Stated problem:
For the data below, work out how many lines contain the word "JSON" and supply only that number.

■ ■ ■ ■ ■ ■ ■

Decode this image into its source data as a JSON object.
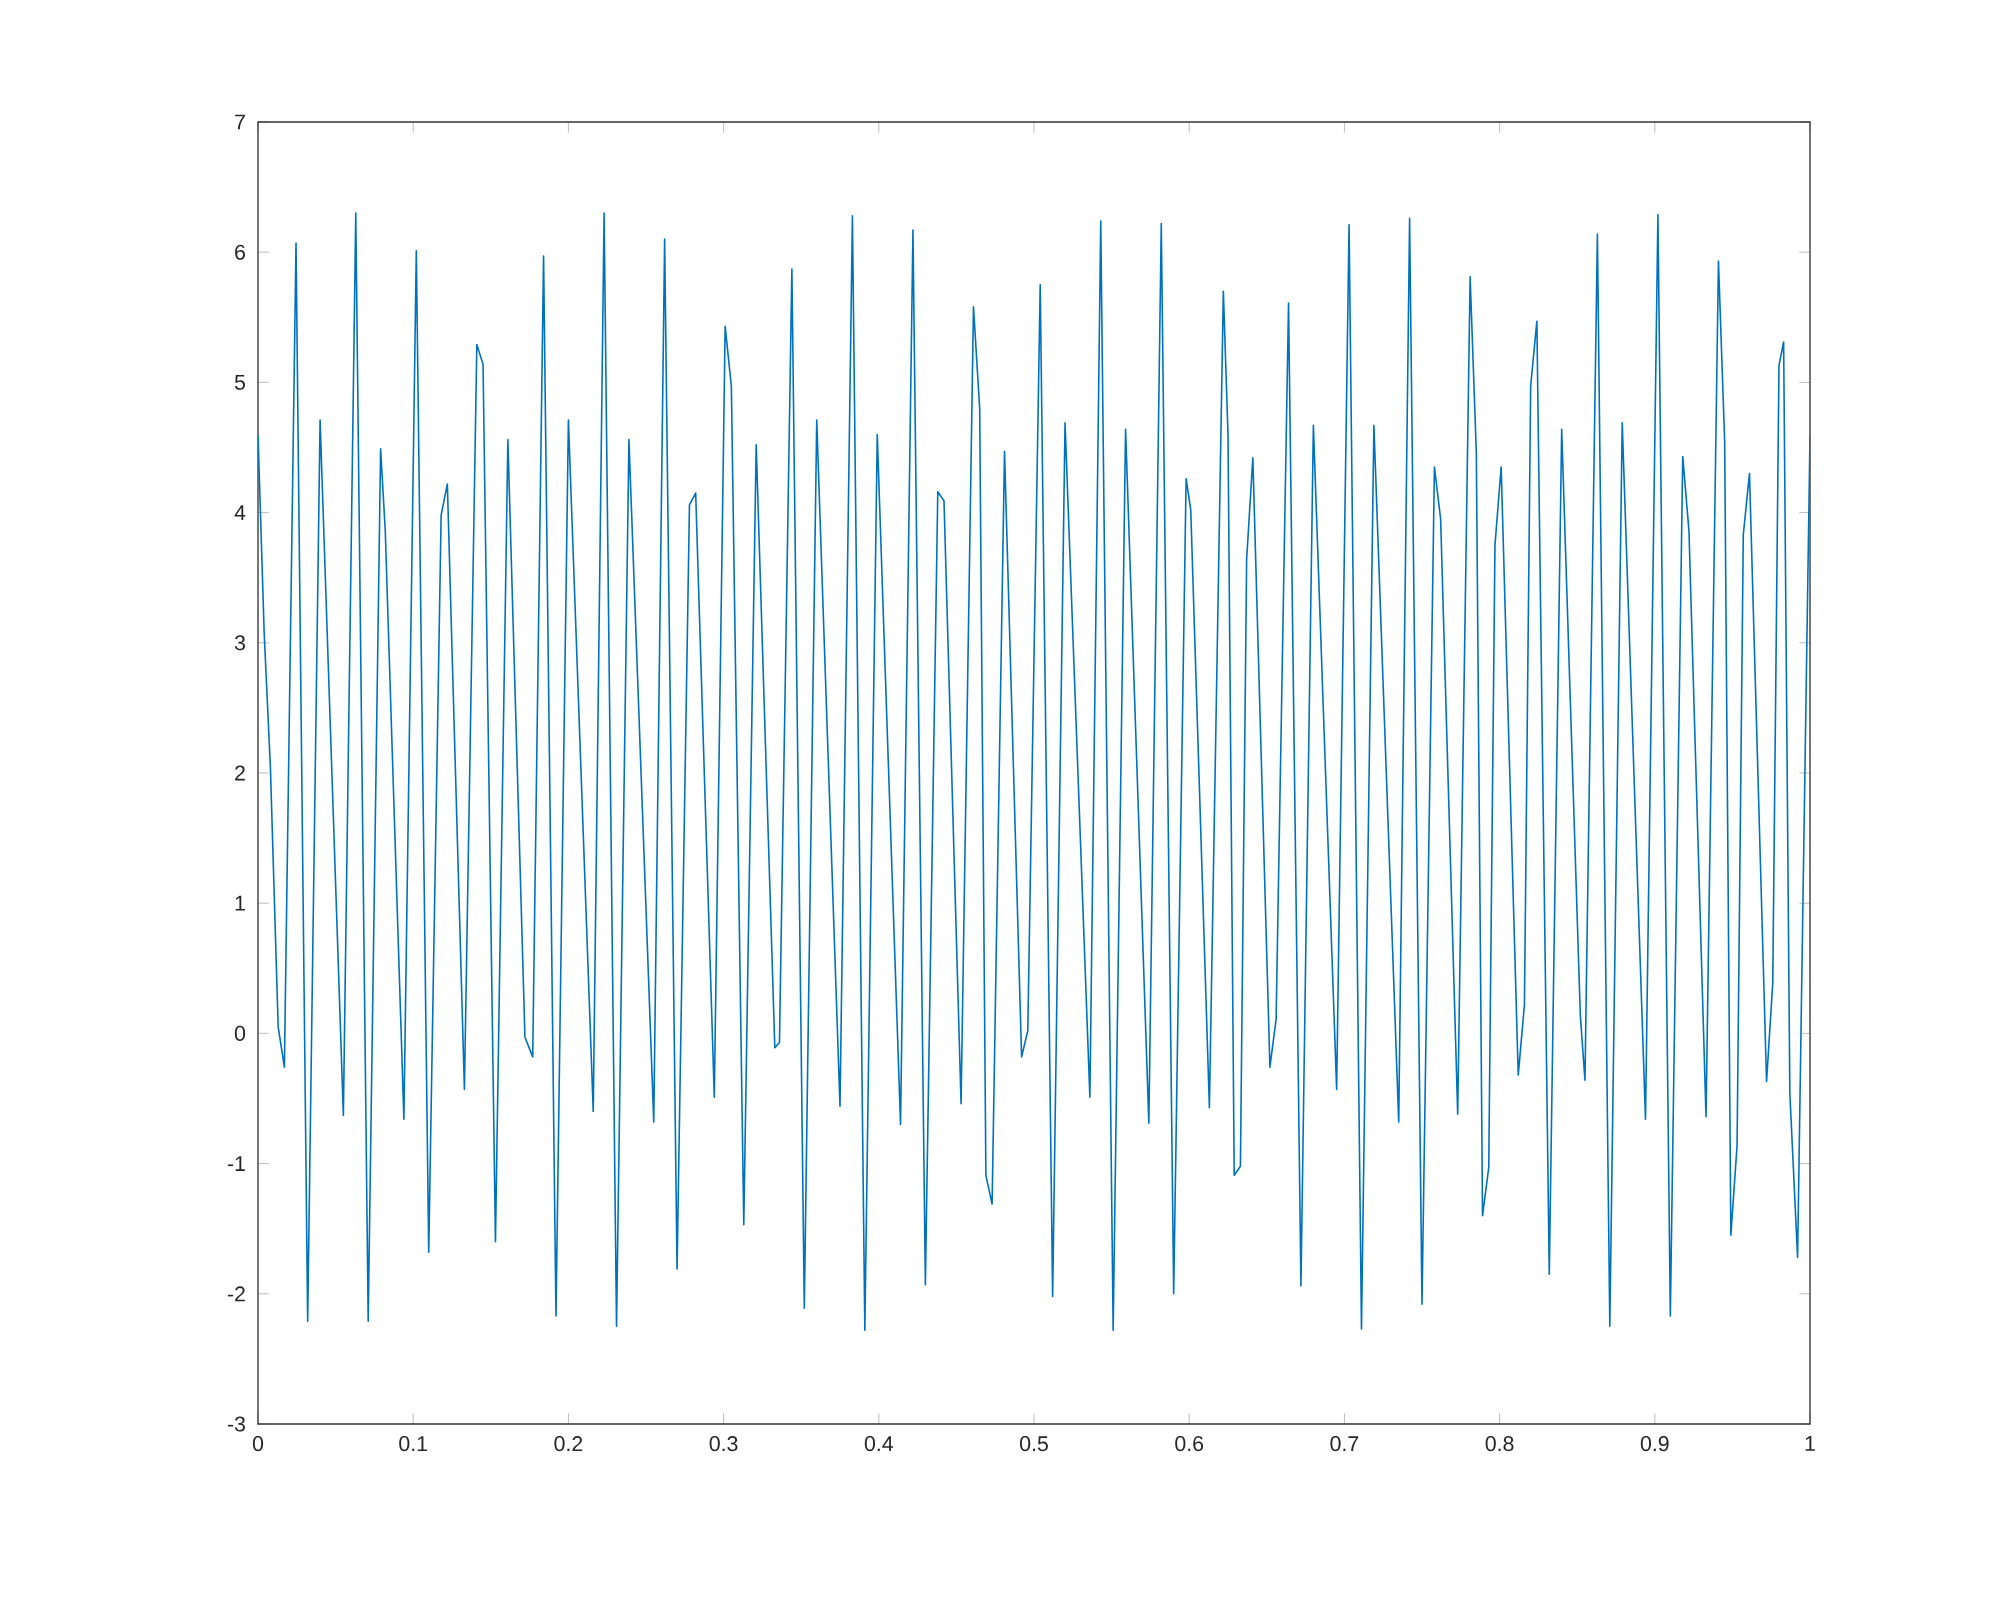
{
  "chart_data": {
    "type": "line",
    "x": [
      0,
      0.004,
      0.008,
      0.013,
      0.017,
      0.0245,
      0.032,
      0.04,
      0.055,
      0.063,
      0.071,
      0.079,
      0.082,
      0.094,
      0.102,
      0.11,
      0.118,
      0.122,
      0.133,
      0.141,
      0.145,
      0.153,
      0.161,
      0.172,
      0.177,
      0.184,
      0.192,
      0.2,
      0.216,
      0.223,
      0.231,
      0.239,
      0.255,
      0.262,
      0.27,
      0.278,
      0.282,
      0.294,
      0.301,
      0.305,
      0.313,
      0.321,
      0.333,
      0.336,
      0.344,
      0.352,
      0.36,
      0.375,
      0.383,
      0.391,
      0.399,
      0.414,
      0.422,
      0.43,
      0.438,
      0.442,
      0.453,
      0.461,
      0.465,
      0.469,
      0.473,
      0.481,
      0.492,
      0.496,
      0.504,
      0.512,
      0.52,
      0.536,
      0.543,
      0.551,
      0.559,
      0.574,
      0.582,
      0.59,
      0.598,
      0.601,
      0.613,
      0.622,
      0.625,
      0.629,
      0.633,
      0.637,
      0.641,
      0.652,
      0.656,
      0.664,
      0.672,
      0.68,
      0.695,
      0.703,
      0.711,
      0.719,
      0.735,
      0.742,
      0.75,
      0.758,
      0.762,
      0.773,
      0.781,
      0.785,
      0.789,
      0.793,
      0.797,
      0.801,
      0.812,
      0.816,
      0.82,
      0.824,
      0.832,
      0.84,
      0.852,
      0.855,
      0.863,
      0.871,
      0.879,
      0.894,
      0.902,
      0.91,
      0.918,
      0.922,
      0.933,
      0.941,
      0.945,
      0.949,
      0.953,
      0.957,
      0.961,
      0.972,
      0.976,
      0.98,
      0.983,
      0.987,
      0.992,
      1
    ],
    "series": [
      {
        "color": "#0072bd",
        "values": [
          4.6,
          3.07,
          2.04,
          0.05,
          -0.26,
          6.07,
          -2.21,
          4.71,
          -0.63,
          6.3,
          -2.21,
          4.49,
          3.86,
          -0.66,
          6.01,
          -1.68,
          3.98,
          4.22,
          -0.43,
          5.29,
          5.14,
          -1.6,
          4.56,
          -0.03,
          -0.18,
          5.97,
          -2.17,
          4.71,
          -0.6,
          6.3,
          -2.25,
          4.56,
          -0.68,
          6.1,
          -1.81,
          4.06,
          4.15,
          -0.49,
          5.43,
          4.97,
          -1.47,
          4.52,
          -0.11,
          -0.07,
          5.87,
          -2.11,
          4.71,
          -0.56,
          6.28,
          -2.28,
          4.6,
          -0.7,
          6.17,
          -1.93,
          4.16,
          4.09,
          -0.54,
          5.58,
          4.8,
          -1.09,
          -1.31,
          4.47,
          -0.18,
          0.02,
          5.75,
          -2.02,
          4.69,
          -0.49,
          6.24,
          -2.28,
          4.64,
          -0.69,
          6.22,
          -2.0,
          4.26,
          4.02,
          -0.57,
          5.7,
          4.6,
          -1.09,
          -1.02,
          3.64,
          4.42,
          -0.26,
          0.11,
          5.61,
          -1.94,
          4.67,
          -0.43,
          6.21,
          -2.27,
          4.67,
          -0.68,
          6.26,
          -2.08,
          4.35,
          3.95,
          -0.62,
          5.81,
          4.46,
          -1.4,
          -1.03,
          3.75,
          4.35,
          -0.32,
          0.22,
          4.97,
          5.47,
          -1.85,
          4.64,
          0.14,
          -0.36,
          6.14,
          -2.25,
          4.69,
          -0.66,
          6.29,
          -2.17,
          4.43,
          3.86,
          -0.64,
          5.93,
          4.55,
          -1.55,
          -0.86,
          3.83,
          4.3,
          -0.37,
          0.39,
          5.13,
          5.31,
          -0.46,
          -1.72,
          4.6
        ]
      }
    ],
    "xlim": [
      0,
      1
    ],
    "ylim": [
      -3,
      7
    ],
    "xticks": [
      0,
      0.1,
      0.2,
      0.3,
      0.4,
      0.5,
      0.6,
      0.7,
      0.8,
      0.9,
      1
    ],
    "yticks": [
      -3,
      -2,
      -1,
      0,
      1,
      2,
      3,
      4,
      5,
      6,
      7
    ],
    "marker": "none",
    "line_style": "solid"
  }
}
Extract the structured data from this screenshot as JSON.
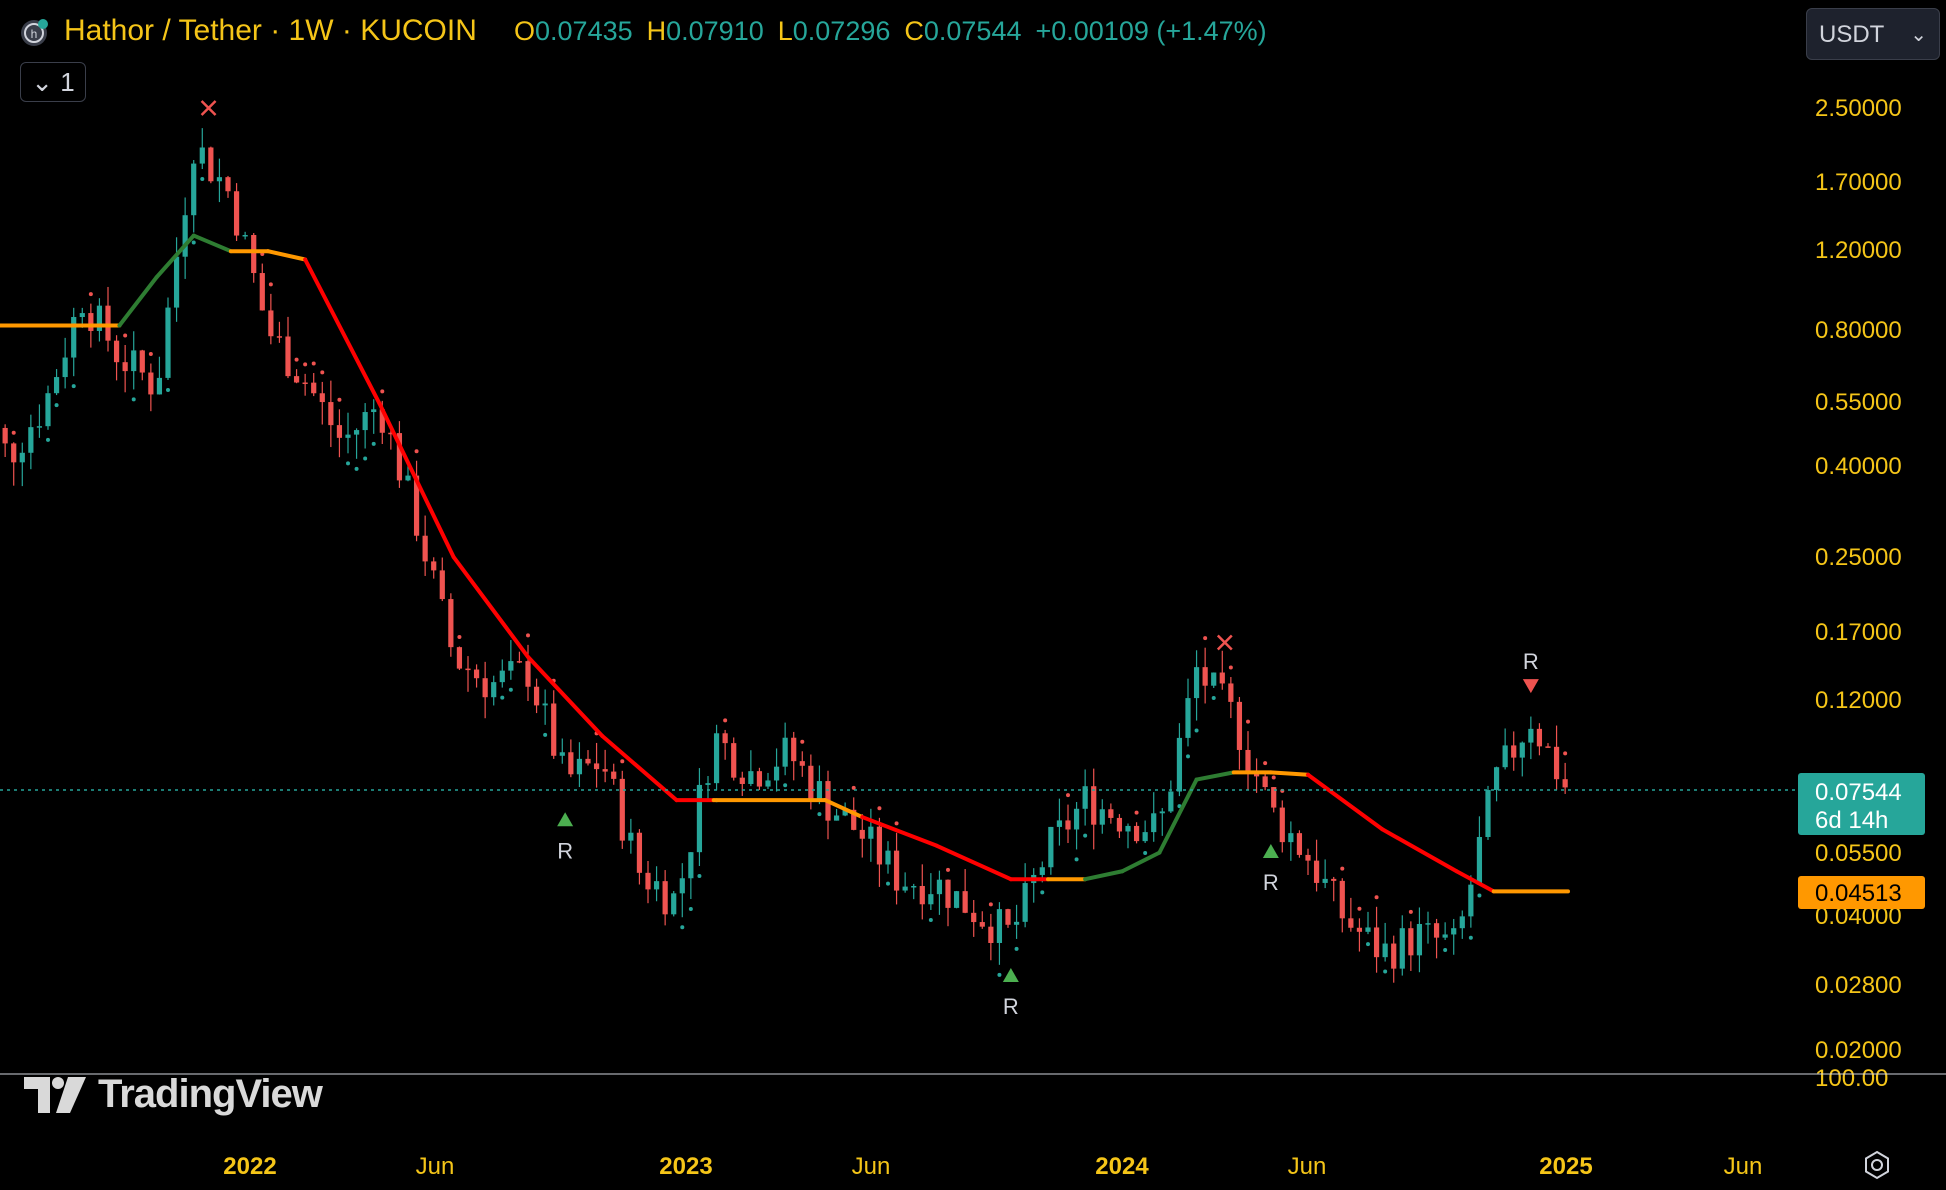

■ ■ ■ ■ ■ ■ ■

Response to this task:
2